[SUPPLIED RECORDS]

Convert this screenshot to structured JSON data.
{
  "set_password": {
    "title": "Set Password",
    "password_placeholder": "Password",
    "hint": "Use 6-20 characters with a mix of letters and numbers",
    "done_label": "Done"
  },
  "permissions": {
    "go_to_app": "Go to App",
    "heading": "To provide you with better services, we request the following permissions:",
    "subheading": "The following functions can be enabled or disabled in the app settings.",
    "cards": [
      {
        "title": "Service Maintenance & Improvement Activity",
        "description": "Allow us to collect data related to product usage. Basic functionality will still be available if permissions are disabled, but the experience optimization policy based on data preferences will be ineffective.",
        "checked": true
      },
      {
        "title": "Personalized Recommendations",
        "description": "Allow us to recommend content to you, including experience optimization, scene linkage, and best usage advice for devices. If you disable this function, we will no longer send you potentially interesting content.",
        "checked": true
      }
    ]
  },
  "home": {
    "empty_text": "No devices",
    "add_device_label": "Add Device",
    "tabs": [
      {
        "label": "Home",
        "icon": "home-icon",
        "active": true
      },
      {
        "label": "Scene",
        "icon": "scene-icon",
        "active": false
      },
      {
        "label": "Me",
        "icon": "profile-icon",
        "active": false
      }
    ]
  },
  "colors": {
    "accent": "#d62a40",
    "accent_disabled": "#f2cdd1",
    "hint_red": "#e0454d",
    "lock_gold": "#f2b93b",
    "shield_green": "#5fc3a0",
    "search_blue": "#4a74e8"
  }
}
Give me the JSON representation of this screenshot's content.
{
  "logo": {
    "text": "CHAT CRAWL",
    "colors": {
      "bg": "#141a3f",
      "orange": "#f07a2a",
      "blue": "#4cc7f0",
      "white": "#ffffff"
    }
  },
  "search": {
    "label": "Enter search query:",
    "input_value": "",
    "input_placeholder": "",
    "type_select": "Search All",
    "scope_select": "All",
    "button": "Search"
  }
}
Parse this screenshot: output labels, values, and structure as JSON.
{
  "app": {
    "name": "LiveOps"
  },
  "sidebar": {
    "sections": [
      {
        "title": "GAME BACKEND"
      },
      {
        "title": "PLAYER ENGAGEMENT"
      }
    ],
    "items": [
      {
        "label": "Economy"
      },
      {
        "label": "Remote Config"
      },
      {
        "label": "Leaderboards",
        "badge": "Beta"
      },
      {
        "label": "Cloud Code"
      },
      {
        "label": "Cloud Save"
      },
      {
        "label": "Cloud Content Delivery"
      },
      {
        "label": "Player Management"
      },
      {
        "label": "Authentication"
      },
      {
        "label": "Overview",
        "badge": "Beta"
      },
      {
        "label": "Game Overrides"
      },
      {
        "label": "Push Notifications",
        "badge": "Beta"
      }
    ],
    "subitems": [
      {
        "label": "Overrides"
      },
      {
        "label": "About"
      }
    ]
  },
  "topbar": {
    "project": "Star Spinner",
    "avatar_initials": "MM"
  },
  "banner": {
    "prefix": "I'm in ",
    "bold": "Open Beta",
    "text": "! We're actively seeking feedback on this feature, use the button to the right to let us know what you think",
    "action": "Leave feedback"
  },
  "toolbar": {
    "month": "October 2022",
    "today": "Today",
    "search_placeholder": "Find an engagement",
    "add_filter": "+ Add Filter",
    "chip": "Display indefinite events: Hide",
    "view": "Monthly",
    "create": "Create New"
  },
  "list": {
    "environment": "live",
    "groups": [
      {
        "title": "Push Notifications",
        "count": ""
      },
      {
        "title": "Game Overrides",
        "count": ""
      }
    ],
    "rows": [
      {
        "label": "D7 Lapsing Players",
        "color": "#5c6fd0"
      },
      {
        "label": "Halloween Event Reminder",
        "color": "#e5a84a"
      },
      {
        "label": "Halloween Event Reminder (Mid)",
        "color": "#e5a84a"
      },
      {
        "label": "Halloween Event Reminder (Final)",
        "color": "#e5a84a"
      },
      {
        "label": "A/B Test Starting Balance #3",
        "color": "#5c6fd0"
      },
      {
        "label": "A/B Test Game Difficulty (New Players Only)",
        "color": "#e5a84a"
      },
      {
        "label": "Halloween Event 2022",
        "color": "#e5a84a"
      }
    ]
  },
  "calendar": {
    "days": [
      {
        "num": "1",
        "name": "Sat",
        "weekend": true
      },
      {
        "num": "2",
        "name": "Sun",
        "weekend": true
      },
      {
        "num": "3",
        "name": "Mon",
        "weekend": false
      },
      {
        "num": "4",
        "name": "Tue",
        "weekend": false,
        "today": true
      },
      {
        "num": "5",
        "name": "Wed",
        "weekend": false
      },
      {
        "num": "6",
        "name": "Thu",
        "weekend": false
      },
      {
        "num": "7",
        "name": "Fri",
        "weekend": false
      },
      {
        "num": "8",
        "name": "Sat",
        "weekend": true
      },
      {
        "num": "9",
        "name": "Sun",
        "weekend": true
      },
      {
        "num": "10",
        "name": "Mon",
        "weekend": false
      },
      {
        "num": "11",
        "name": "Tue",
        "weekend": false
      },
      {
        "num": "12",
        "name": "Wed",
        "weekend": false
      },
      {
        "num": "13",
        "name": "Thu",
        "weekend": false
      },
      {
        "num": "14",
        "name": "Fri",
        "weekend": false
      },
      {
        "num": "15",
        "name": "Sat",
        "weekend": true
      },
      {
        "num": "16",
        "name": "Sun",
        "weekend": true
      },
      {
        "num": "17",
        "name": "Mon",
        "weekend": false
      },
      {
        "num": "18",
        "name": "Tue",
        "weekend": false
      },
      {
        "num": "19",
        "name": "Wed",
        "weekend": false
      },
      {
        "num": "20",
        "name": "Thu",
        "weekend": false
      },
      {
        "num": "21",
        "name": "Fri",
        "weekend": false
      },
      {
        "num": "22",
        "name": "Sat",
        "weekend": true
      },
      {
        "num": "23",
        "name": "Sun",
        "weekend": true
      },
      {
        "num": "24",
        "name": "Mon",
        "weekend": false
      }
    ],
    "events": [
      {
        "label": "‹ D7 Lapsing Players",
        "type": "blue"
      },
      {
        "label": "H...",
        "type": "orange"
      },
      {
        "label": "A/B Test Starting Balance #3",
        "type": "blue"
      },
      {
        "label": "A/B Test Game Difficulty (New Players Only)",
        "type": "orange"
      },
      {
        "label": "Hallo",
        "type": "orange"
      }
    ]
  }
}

[DO THIS]
Each line that holds the word "Halloween" should be extracted from the records.

[RESPONSE]
        "label": "Halloween Event Reminder",
        "label": "Halloween Event Reminder (Mid)",
        "label": "Halloween Event Reminder (Final)",
        "label": "Halloween Event 2022",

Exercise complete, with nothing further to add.